THE PROBLEM - Exactly reproduce the entries, dropping any pictures from your copy.

DATA -
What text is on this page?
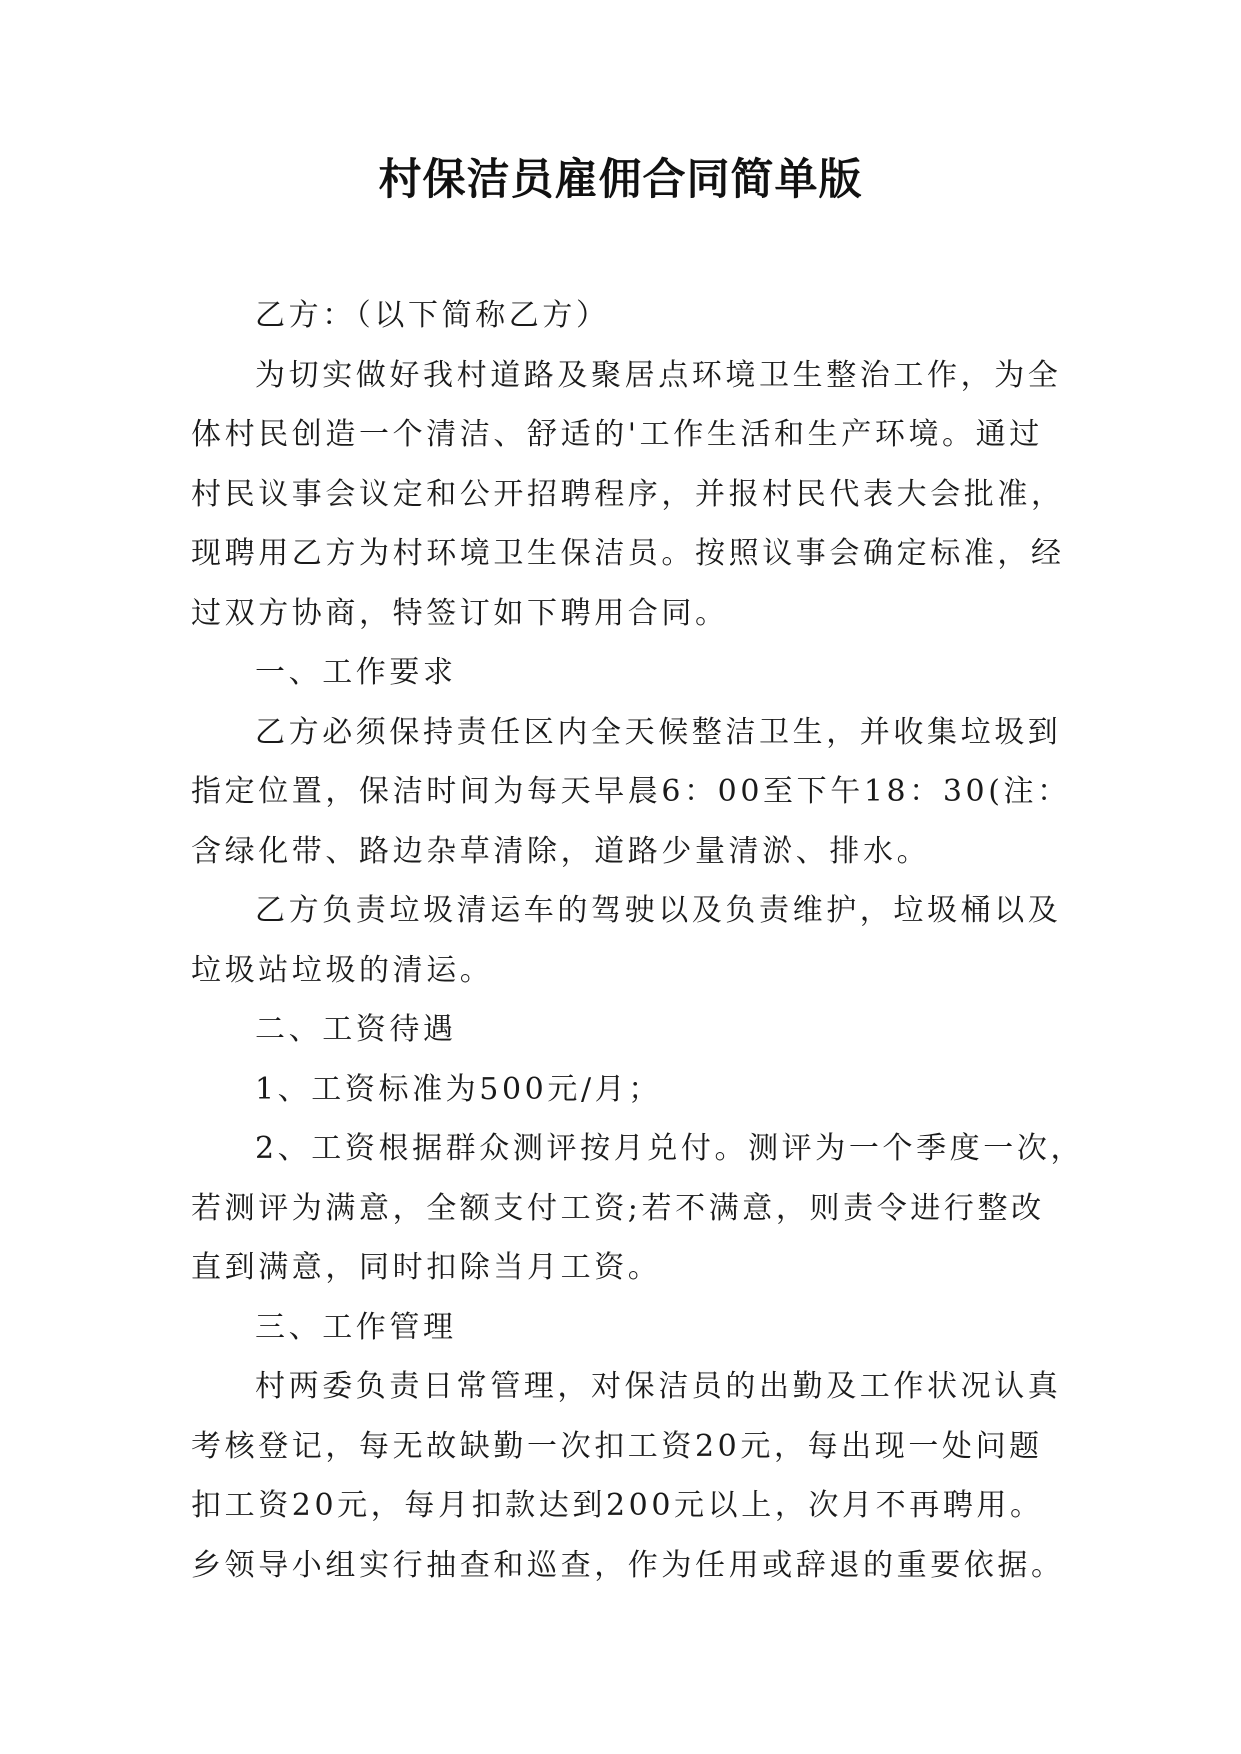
村保洁员雇佣合同简单版

乙方：（以下简称乙方）

为切实做好我村道路及聚居点环境卫生整治工作，为全

体村民创造一个清洁、舒适的'工作生活和生产环境。通过

村民议事会议定和公开招聘程序，并报村民代表大会批准，

现聘用乙方为村环境卫生保洁员。按照议事会确定标准，经

过双方协商，特签订如下聘用合同。

一、工作要求

乙方必须保持责任区内全天候整洁卫生，并收集垃圾到

指定位置，保洁时间为每天早晨6：00至下午18：30(注：

含绿化带、路边杂草清除，道路少量清淤、排水。

乙方负责垃圾清运车的驾驶以及负责维护，垃圾桶以及

垃圾站垃圾的清运。

二、工资待遇

1、工资标准为500元/月；

2、工资根据群众测评按月兑付。测评为一个季度一次，

若测评为满意，全额支付工资;若不满意，则责令进行整改

直到满意，同时扣除当月工资。

三、工作管理

村两委负责日常管理，对保洁员的出勤及工作状况认真

考核登记，每无故缺勤一次扣工资20元，每出现一处问题

扣工资20元，每月扣款达到200元以上，次月不再聘用。

乡领导小组实行抽查和巡查，作为任用或辞退的重要依据。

EXERCISE RESPONSE -
What text is on this page?
村保洁员雇佣合同简单版

乙方：（以下简称乙方）

为切实做好我村道路及聚居点环境卫生整治工作，为全

体村民创造一个清洁、舒适的'工作生活和生产环境。通过

村民议事会议定和公开招聘程序，并报村民代表大会批准，

现聘用乙方为村环境卫生保洁员。按照议事会确定标准，经

过双方协商，特签订如下聘用合同。

一、工作要求

乙方必须保持责任区内全天候整洁卫生，并收集垃圾到

指定位置，保洁时间为每天早晨6：00至下午18：30(注：

含绿化带、路边杂草清除，道路少量清淤、排水。

乙方负责垃圾清运车的驾驶以及负责维护，垃圾桶以及

垃圾站垃圾的清运。

二、工资待遇

1、工资标准为500元/月；

2、工资根据群众测评按月兑付。测评为一个季度一次，

若测评为满意，全额支付工资;若不满意，则责令进行整改

直到满意，同时扣除当月工资。

三、工作管理

村两委负责日常管理，对保洁员的出勤及工作状况认真

考核登记，每无故缺勤一次扣工资20元，每出现一处问题

扣工资20元，每月扣款达到200元以上，次月不再聘用。

乡领导小组实行抽查和巡查，作为任用或辞退的重要依据。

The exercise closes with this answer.